▶ _Aim_: Quote all entries exactly, leaving pictures aside.

--- Source records ---

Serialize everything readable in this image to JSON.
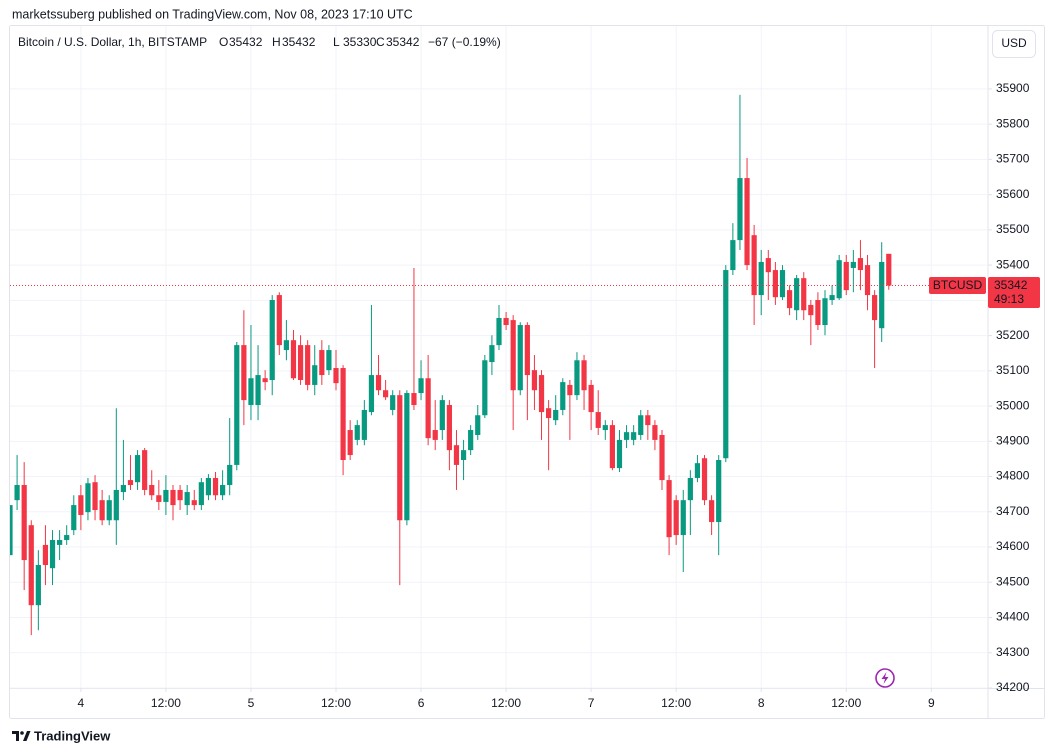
{
  "published": "marketssuberg published on TradingView.com, Nov 08, 2023 17:10 UTC",
  "currency_button": "USD",
  "footer_brand": "TradingView",
  "chart_data": {
    "type": "candlestick",
    "title": "Bitcoin / U.S. Dollar, 1h, BITSTAMP",
    "ohlc_legend": [
      {
        "label": "O",
        "value": 35432
      },
      {
        "label": "H",
        "value": 35432
      },
      {
        "label": "L",
        "value": 35330
      },
      {
        "label": "C",
        "value": 35342
      }
    ],
    "change": "−67 (−0.19%)",
    "up_color": "#089981",
    "down_color": "#f23645",
    "grid": true,
    "open": [
      34577,
      34733,
      34776,
      34662,
      34435,
      34606,
      34540,
      34606,
      34620,
      34648,
      34747,
      34699,
      34784,
      34733,
      34676,
      34676,
      34756,
      34790,
      34784,
      34875,
      34776,
      34747,
      34728,
      34762,
      34762,
      34719,
      34733,
      34719,
      34747,
      34796,
      34747,
      34776,
      34833,
      35173,
      35003,
      35003,
      35079,
      35074,
      35315,
      35159,
      35187,
      35173,
      35173,
      35060,
      35159,
      35102,
      35108,
      35108,
      34932,
      34904,
      34904,
      34983,
      35088,
      35045,
      34989,
      35031,
      34676,
      35037,
      35037,
      35079,
      34932,
      34932,
      35003,
      34889,
      34847,
      34875,
      34918,
      34974,
      35125,
      35173,
      35250,
      35244,
      35045,
      35230,
      35102,
      35088,
      34994,
      34960,
      34989,
      35060,
      35031,
      35130,
      35060,
      34983,
      34932,
      34946,
      34824,
      34904,
      34904,
      34918,
      34974,
      34946,
      34918,
      34790,
      34733,
      34634,
      34733,
      34796,
      34852,
      34733,
      34671,
      34852,
      35386,
      35471,
      35647,
      35485,
      35315,
      35420,
      35386,
      35309,
      35329,
      35272,
      35363,
      35287,
      35301,
      35230,
      35301,
      35306,
      35409,
      35392,
      35420,
      35400,
      35315,
      35221,
      35432
    ],
    "high": [
      34719,
      34861,
      34841,
      34676,
      34591,
      34662,
      34648,
      34648,
      34662,
      34747,
      34776,
      34796,
      34804,
      34762,
      34747,
      34994,
      34904,
      34861,
      34875,
      34881,
      34818,
      34790,
      34804,
      34776,
      34776,
      34776,
      34762,
      34796,
      34807,
      34813,
      34818,
      34966,
      35182,
      35272,
      35230,
      35173,
      35102,
      35315,
      35323,
      35244,
      35216,
      35201,
      35187,
      35173,
      35187,
      35173,
      35159,
      35116,
      34960,
      34960,
      35017,
      35287,
      35145,
      35074,
      35045,
      35045,
      35045,
      35392,
      35130,
      35145,
      35017,
      35031,
      35017,
      34932,
      34904,
      34946,
      35003,
      35145,
      35201,
      35287,
      35267,
      35258,
      35238,
      35238,
      35145,
      35102,
      35017,
      35031,
      35079,
      35074,
      35153,
      35145,
      35074,
      35045,
      34960,
      34960,
      34932,
      34946,
      34946,
      34989,
      34989,
      34960,
      34932,
      34804,
      34747,
      34762,
      34818,
      34861,
      34861,
      34747,
      34861,
      35400,
      35519,
      35883,
      35704,
      35514,
      35443,
      35443,
      35409,
      35400,
      35343,
      35372,
      35380,
      35301,
      35323,
      35329,
      35343,
      35429,
      35429,
      35443,
      35471,
      35429,
      35329,
      35465,
      35432
    ],
    "low": [
      34577,
      34705,
      34478,
      34350,
      34364,
      34492,
      34492,
      34563,
      34606,
      34634,
      34648,
      34676,
      34676,
      34662,
      34662,
      34606,
      34733,
      34762,
      34762,
      34747,
      34733,
      34705,
      34691,
      34676,
      34705,
      34691,
      34705,
      34705,
      34733,
      34733,
      34733,
      34747,
      34818,
      34946,
      34960,
      34960,
      35045,
      35031,
      35145,
      35130,
      35074,
      35060,
      35045,
      35031,
      35060,
      35088,
      35045,
      34804,
      34847,
      34889,
      34889,
      34974,
      35031,
      35017,
      34974,
      34492,
      34662,
      34989,
      35017,
      34889,
      34875,
      34904,
      34818,
      34762,
      34790,
      34861,
      34904,
      34966,
      35088,
      35159,
      35216,
      34932,
      35031,
      34960,
      34989,
      34904,
      34818,
      34946,
      34974,
      34904,
      35017,
      34989,
      34932,
      34918,
      34904,
      34818,
      34813,
      34881,
      34889,
      34904,
      34904,
      34875,
      34762,
      34577,
      34606,
      34529,
      34634,
      34784,
      34719,
      34634,
      34577,
      34841,
      35372,
      35443,
      35386,
      35230,
      35258,
      35301,
      35287,
      35301,
      35258,
      35244,
      35244,
      35173,
      35216,
      35201,
      35287,
      35301,
      35315,
      35323,
      35329,
      35272,
      35108,
      35182,
      35330
    ],
    "close": [
      34719,
      34776,
      34563,
      34435,
      34549,
      34549,
      34620,
      34620,
      34634,
      34719,
      34691,
      34781,
      34705,
      34676,
      34733,
      34762,
      34776,
      34776,
      34861,
      34762,
      34747,
      34728,
      34762,
      34719,
      34733,
      34756,
      34719,
      34784,
      34796,
      34747,
      34776,
      34833,
      35173,
      35017,
      35079,
      35088,
      35068,
      35301,
      35173,
      35187,
      35079,
      35074,
      35060,
      35116,
      35088,
      35159,
      35065,
      34847,
      34861,
      34946,
      34989,
      35088,
      35045,
      35025,
      35031,
      34676,
      35037,
      35003,
      35079,
      34909,
      34904,
      35017,
      34875,
      34833,
      34875,
      34932,
      34974,
      35130,
      35173,
      35250,
      35230,
      35045,
      35230,
      35088,
      35045,
      34983,
      34966,
      34989,
      35068,
      35031,
      35130,
      35045,
      34983,
      34938,
      34946,
      34824,
      34904,
      34926,
      34926,
      34974,
      34946,
      34904,
      34790,
      34628,
      34634,
      34733,
      34796,
      34838,
      34733,
      34671,
      34847,
      35386,
      35471,
      35647,
      35400,
      35315,
      35409,
      35380,
      35309,
      35386,
      35278,
      35363,
      35272,
      35258,
      35230,
      35306,
      35315,
      35414,
      35329,
      35409,
      35386,
      35315,
      35244,
      35409,
      35342
    ],
    "xlim": [
      0,
      138
    ],
    "xticks": [
      {
        "value": 10,
        "label": "4"
      },
      {
        "value": 22,
        "label": "12:00"
      },
      {
        "value": 34,
        "label": "5"
      },
      {
        "value": 46,
        "label": "12:00"
      },
      {
        "value": 58,
        "label": "6"
      },
      {
        "value": 70,
        "label": "12:00"
      },
      {
        "value": 82,
        "label": "7"
      },
      {
        "value": 94,
        "label": "12:00"
      },
      {
        "value": 106,
        "label": "8"
      },
      {
        "value": 118,
        "label": "12:00"
      },
      {
        "value": 130,
        "label": "9"
      }
    ],
    "ylim": [
      34200,
      35950
    ],
    "yticks": [
      34200,
      34300,
      34400,
      34500,
      34600,
      34700,
      34800,
      34900,
      35000,
      35100,
      35200,
      35300,
      35400,
      35500,
      35600,
      35700,
      35800,
      35900
    ],
    "price_tag": {
      "symbol": "BTCUSD",
      "value": 35342,
      "countdown": "49:13"
    }
  }
}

---

▶ _Task solution_:
Serialize everything readable in this image to JSON.
{
  "published": "marketssuberg published on TradingView.com, Nov 08, 2023 17:10 UTC",
  "currency_button": "USD",
  "footer_brand": "TradingView",
  "chart_data": {
    "type": "candlestick",
    "title": "Bitcoin / U.S. Dollar, 1h, BITSTAMP",
    "ohlc_legend": [
      {
        "label": "O",
        "value": 35432
      },
      {
        "label": "H",
        "value": 35432
      },
      {
        "label": "L",
        "value": 35330
      },
      {
        "label": "C",
        "value": 35342
      }
    ],
    "change": "−67 (−0.19%)",
    "up_color": "#089981",
    "down_color": "#f23645",
    "grid": true,
    "open": [
      34577,
      34733,
      34776,
      34662,
      34435,
      34606,
      34540,
      34606,
      34620,
      34648,
      34747,
      34699,
      34784,
      34733,
      34676,
      34676,
      34756,
      34790,
      34784,
      34875,
      34776,
      34747,
      34728,
      34762,
      34762,
      34719,
      34733,
      34719,
      34747,
      34796,
      34747,
      34776,
      34833,
      35173,
      35003,
      35003,
      35079,
      35074,
      35315,
      35159,
      35187,
      35173,
      35173,
      35060,
      35159,
      35102,
      35108,
      35108,
      34932,
      34904,
      34904,
      34983,
      35088,
      35045,
      34989,
      35031,
      34676,
      35037,
      35037,
      35079,
      34932,
      34932,
      35003,
      34889,
      34847,
      34875,
      34918,
      34974,
      35125,
      35173,
      35250,
      35244,
      35045,
      35230,
      35102,
      35088,
      34994,
      34960,
      34989,
      35060,
      35031,
      35130,
      35060,
      34983,
      34932,
      34946,
      34824,
      34904,
      34904,
      34918,
      34974,
      34946,
      34918,
      34790,
      34733,
      34634,
      34733,
      34796,
      34852,
      34733,
      34671,
      34852,
      35386,
      35471,
      35647,
      35485,
      35315,
      35420,
      35386,
      35309,
      35329,
      35272,
      35363,
      35287,
      35301,
      35230,
      35301,
      35306,
      35409,
      35392,
      35420,
      35400,
      35315,
      35221,
      35432
    ],
    "high": [
      34719,
      34861,
      34841,
      34676,
      34591,
      34662,
      34648,
      34648,
      34662,
      34747,
      34776,
      34796,
      34804,
      34762,
      34747,
      34994,
      34904,
      34861,
      34875,
      34881,
      34818,
      34790,
      34804,
      34776,
      34776,
      34776,
      34762,
      34796,
      34807,
      34813,
      34818,
      34966,
      35182,
      35272,
      35230,
      35173,
      35102,
      35315,
      35323,
      35244,
      35216,
      35201,
      35187,
      35173,
      35187,
      35173,
      35159,
      35116,
      34960,
      34960,
      35017,
      35287,
      35145,
      35074,
      35045,
      35045,
      35045,
      35392,
      35130,
      35145,
      35017,
      35031,
      35017,
      34932,
      34904,
      34946,
      35003,
      35145,
      35201,
      35287,
      35267,
      35258,
      35238,
      35238,
      35145,
      35102,
      35017,
      35031,
      35079,
      35074,
      35153,
      35145,
      35074,
      35045,
      34960,
      34960,
      34932,
      34946,
      34946,
      34989,
      34989,
      34960,
      34932,
      34804,
      34747,
      34762,
      34818,
      34861,
      34861,
      34747,
      34861,
      35400,
      35519,
      35883,
      35704,
      35514,
      35443,
      35443,
      35409,
      35400,
      35343,
      35372,
      35380,
      35301,
      35323,
      35329,
      35343,
      35429,
      35429,
      35443,
      35471,
      35429,
      35329,
      35465,
      35432
    ],
    "low": [
      34577,
      34705,
      34478,
      34350,
      34364,
      34492,
      34492,
      34563,
      34606,
      34634,
      34648,
      34676,
      34676,
      34662,
      34662,
      34606,
      34733,
      34762,
      34762,
      34747,
      34733,
      34705,
      34691,
      34676,
      34705,
      34691,
      34705,
      34705,
      34733,
      34733,
      34733,
      34747,
      34818,
      34946,
      34960,
      34960,
      35045,
      35031,
      35145,
      35130,
      35074,
      35060,
      35045,
      35031,
      35060,
      35088,
      35045,
      34804,
      34847,
      34889,
      34889,
      34974,
      35031,
      35017,
      34974,
      34492,
      34662,
      34989,
      35017,
      34889,
      34875,
      34904,
      34818,
      34762,
      34790,
      34861,
      34904,
      34966,
      35088,
      35159,
      35216,
      34932,
      35031,
      34960,
      34989,
      34904,
      34818,
      34946,
      34974,
      34904,
      35017,
      34989,
      34932,
      34918,
      34904,
      34818,
      34813,
      34881,
      34889,
      34904,
      34904,
      34875,
      34762,
      34577,
      34606,
      34529,
      34634,
      34784,
      34719,
      34634,
      34577,
      34841,
      35372,
      35443,
      35386,
      35230,
      35258,
      35301,
      35287,
      35301,
      35258,
      35244,
      35244,
      35173,
      35216,
      35201,
      35287,
      35301,
      35315,
      35323,
      35329,
      35272,
      35108,
      35182,
      35330
    ],
    "close": [
      34719,
      34776,
      34563,
      34435,
      34549,
      34549,
      34620,
      34620,
      34634,
      34719,
      34691,
      34781,
      34705,
      34676,
      34733,
      34762,
      34776,
      34776,
      34861,
      34762,
      34747,
      34728,
      34762,
      34719,
      34733,
      34756,
      34719,
      34784,
      34796,
      34747,
      34776,
      34833,
      35173,
      35017,
      35079,
      35088,
      35068,
      35301,
      35173,
      35187,
      35079,
      35074,
      35060,
      35116,
      35088,
      35159,
      35065,
      34847,
      34861,
      34946,
      34989,
      35088,
      35045,
      35025,
      35031,
      34676,
      35037,
      35003,
      35079,
      34909,
      34904,
      35017,
      34875,
      34833,
      34875,
      34932,
      34974,
      35130,
      35173,
      35250,
      35230,
      35045,
      35230,
      35088,
      35045,
      34983,
      34966,
      34989,
      35068,
      35031,
      35130,
      35045,
      34983,
      34938,
      34946,
      34824,
      34904,
      34926,
      34926,
      34974,
      34946,
      34904,
      34790,
      34628,
      34634,
      34733,
      34796,
      34838,
      34733,
      34671,
      34847,
      35386,
      35471,
      35647,
      35400,
      35315,
      35409,
      35380,
      35309,
      35386,
      35278,
      35363,
      35272,
      35258,
      35230,
      35306,
      35315,
      35414,
      35329,
      35409,
      35386,
      35315,
      35244,
      35409,
      35342
    ],
    "xlim": [
      0,
      138
    ],
    "xticks": [
      {
        "value": 10,
        "label": "4"
      },
      {
        "value": 22,
        "label": "12:00"
      },
      {
        "value": 34,
        "label": "5"
      },
      {
        "value": 46,
        "label": "12:00"
      },
      {
        "value": 58,
        "label": "6"
      },
      {
        "value": 70,
        "label": "12:00"
      },
      {
        "value": 82,
        "label": "7"
      },
      {
        "value": 94,
        "label": "12:00"
      },
      {
        "value": 106,
        "label": "8"
      },
      {
        "value": 118,
        "label": "12:00"
      },
      {
        "value": 130,
        "label": "9"
      }
    ],
    "ylim": [
      34200,
      35950
    ],
    "yticks": [
      34200,
      34300,
      34400,
      34500,
      34600,
      34700,
      34800,
      34900,
      35000,
      35100,
      35200,
      35300,
      35400,
      35500,
      35600,
      35700,
      35800,
      35900
    ],
    "price_tag": {
      "symbol": "BTCUSD",
      "value": 35342,
      "countdown": "49:13"
    }
  }
}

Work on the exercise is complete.